JOB >> Give every line from the entries that contains "clock".

Stored entries:
╭──

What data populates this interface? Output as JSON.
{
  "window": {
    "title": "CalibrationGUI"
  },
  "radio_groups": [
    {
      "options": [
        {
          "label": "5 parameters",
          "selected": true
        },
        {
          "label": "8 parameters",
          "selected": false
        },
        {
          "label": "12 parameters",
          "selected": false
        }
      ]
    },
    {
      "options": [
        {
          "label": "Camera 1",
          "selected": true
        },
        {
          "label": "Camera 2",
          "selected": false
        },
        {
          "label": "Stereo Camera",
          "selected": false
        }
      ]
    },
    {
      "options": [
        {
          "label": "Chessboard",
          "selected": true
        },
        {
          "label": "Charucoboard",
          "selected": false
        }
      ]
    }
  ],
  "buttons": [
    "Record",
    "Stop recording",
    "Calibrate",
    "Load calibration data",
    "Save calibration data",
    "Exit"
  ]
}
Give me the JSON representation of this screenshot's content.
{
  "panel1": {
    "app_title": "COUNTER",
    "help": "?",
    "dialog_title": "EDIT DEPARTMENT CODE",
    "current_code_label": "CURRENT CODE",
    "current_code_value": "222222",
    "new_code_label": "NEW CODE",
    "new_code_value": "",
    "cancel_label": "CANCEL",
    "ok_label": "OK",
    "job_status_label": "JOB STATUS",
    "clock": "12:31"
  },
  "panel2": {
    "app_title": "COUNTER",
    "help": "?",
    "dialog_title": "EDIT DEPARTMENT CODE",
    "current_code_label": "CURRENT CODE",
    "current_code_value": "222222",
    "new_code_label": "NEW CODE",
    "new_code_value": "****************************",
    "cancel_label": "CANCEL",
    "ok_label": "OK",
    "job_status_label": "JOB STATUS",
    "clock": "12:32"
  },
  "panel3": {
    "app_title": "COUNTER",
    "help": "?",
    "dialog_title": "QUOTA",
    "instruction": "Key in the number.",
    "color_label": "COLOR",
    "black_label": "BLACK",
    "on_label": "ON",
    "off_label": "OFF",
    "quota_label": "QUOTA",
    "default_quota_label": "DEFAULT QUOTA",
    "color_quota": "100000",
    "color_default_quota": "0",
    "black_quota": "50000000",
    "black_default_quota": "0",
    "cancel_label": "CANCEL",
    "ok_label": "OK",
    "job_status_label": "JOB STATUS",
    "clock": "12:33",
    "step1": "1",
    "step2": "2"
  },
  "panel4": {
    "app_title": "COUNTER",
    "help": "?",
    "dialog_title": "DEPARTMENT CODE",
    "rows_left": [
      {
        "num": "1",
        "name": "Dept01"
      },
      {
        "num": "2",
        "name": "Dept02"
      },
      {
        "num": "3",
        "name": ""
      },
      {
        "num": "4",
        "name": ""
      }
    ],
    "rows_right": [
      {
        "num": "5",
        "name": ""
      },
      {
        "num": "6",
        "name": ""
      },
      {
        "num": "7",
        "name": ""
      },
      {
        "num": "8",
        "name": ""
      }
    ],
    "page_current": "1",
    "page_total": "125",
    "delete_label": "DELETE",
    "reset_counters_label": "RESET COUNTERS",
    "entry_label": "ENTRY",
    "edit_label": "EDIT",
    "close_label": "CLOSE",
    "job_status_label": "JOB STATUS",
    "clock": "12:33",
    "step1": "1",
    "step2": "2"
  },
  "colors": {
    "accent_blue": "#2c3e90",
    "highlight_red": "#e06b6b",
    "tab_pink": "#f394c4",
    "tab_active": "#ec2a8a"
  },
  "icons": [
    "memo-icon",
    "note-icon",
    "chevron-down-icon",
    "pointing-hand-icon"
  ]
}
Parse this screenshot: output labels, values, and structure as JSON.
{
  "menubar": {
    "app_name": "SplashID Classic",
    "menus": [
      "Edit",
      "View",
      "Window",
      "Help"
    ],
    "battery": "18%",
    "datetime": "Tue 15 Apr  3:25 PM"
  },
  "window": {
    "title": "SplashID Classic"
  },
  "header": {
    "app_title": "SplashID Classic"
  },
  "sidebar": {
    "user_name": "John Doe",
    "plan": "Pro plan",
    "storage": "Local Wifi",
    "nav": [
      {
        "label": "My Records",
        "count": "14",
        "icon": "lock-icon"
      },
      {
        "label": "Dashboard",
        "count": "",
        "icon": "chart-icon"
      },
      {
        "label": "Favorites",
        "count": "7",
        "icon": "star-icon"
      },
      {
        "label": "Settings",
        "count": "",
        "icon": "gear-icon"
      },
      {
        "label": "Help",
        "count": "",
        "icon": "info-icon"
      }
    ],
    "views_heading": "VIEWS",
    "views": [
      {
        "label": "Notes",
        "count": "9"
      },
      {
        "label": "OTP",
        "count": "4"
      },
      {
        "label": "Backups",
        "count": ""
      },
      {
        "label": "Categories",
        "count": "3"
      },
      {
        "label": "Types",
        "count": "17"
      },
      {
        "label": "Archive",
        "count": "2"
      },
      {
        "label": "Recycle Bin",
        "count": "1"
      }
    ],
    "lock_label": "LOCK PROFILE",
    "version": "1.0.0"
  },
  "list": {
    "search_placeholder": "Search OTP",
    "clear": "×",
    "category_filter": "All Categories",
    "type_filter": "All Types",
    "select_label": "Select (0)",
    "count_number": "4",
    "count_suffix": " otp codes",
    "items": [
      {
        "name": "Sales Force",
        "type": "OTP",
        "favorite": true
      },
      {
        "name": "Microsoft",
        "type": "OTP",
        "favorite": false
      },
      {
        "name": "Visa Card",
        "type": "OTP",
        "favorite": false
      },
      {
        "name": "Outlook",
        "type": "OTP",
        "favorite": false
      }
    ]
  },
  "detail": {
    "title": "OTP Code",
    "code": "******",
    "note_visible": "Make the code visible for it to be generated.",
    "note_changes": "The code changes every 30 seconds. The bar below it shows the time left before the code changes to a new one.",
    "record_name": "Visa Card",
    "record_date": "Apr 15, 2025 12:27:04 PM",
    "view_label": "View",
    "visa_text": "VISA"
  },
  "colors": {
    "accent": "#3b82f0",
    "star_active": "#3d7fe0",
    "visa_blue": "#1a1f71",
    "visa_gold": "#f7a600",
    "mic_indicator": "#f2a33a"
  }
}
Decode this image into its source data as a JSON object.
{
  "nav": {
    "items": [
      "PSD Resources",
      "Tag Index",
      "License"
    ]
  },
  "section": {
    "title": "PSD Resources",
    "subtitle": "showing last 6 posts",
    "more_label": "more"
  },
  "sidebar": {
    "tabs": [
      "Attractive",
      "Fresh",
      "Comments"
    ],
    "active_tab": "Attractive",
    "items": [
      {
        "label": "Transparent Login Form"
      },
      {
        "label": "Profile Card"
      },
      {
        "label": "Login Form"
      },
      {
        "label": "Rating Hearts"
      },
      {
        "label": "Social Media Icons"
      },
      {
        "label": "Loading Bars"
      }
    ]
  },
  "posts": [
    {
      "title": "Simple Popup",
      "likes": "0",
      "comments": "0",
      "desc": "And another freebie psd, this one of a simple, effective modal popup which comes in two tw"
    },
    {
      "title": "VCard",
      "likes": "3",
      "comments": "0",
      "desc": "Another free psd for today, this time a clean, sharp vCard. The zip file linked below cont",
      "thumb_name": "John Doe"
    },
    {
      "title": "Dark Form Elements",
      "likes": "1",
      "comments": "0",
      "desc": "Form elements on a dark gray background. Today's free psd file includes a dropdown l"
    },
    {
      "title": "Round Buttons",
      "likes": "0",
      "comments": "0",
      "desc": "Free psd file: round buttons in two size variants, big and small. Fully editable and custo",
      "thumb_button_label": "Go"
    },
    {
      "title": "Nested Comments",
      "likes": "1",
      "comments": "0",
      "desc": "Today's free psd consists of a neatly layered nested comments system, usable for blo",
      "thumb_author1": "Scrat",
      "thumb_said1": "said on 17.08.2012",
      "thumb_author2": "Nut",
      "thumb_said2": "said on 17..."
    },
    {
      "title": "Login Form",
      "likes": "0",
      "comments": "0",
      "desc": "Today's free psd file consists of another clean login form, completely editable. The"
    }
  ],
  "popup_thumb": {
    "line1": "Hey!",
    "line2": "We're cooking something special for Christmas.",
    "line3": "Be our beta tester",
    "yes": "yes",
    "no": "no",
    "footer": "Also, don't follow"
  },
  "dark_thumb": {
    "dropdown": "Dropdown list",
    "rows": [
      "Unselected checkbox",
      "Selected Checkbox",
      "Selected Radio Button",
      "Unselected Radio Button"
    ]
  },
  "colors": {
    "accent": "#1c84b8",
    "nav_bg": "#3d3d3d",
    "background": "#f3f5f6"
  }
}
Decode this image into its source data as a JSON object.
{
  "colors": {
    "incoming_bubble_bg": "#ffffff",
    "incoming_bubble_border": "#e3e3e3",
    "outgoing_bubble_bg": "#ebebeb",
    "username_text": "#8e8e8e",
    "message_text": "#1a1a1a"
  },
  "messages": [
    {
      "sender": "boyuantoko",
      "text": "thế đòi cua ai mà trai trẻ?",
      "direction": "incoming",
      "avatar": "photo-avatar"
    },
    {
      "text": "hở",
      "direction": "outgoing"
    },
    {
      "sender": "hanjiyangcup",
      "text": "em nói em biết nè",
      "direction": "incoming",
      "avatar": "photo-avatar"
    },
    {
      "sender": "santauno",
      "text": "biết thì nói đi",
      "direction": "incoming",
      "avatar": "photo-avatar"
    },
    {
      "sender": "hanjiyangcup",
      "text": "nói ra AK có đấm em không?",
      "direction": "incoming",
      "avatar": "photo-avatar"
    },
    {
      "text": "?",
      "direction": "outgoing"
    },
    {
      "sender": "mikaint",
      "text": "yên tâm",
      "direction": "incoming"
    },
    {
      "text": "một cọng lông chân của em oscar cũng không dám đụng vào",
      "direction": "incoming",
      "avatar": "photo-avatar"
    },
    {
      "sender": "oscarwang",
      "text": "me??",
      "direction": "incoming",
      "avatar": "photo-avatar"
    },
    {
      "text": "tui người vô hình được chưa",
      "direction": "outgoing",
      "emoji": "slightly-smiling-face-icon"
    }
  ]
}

╰──

TASK RESULT >>
    "clock": "12:31"
    "clock": "12:32"
    "clock": "12:33",
    "clock": "12:33",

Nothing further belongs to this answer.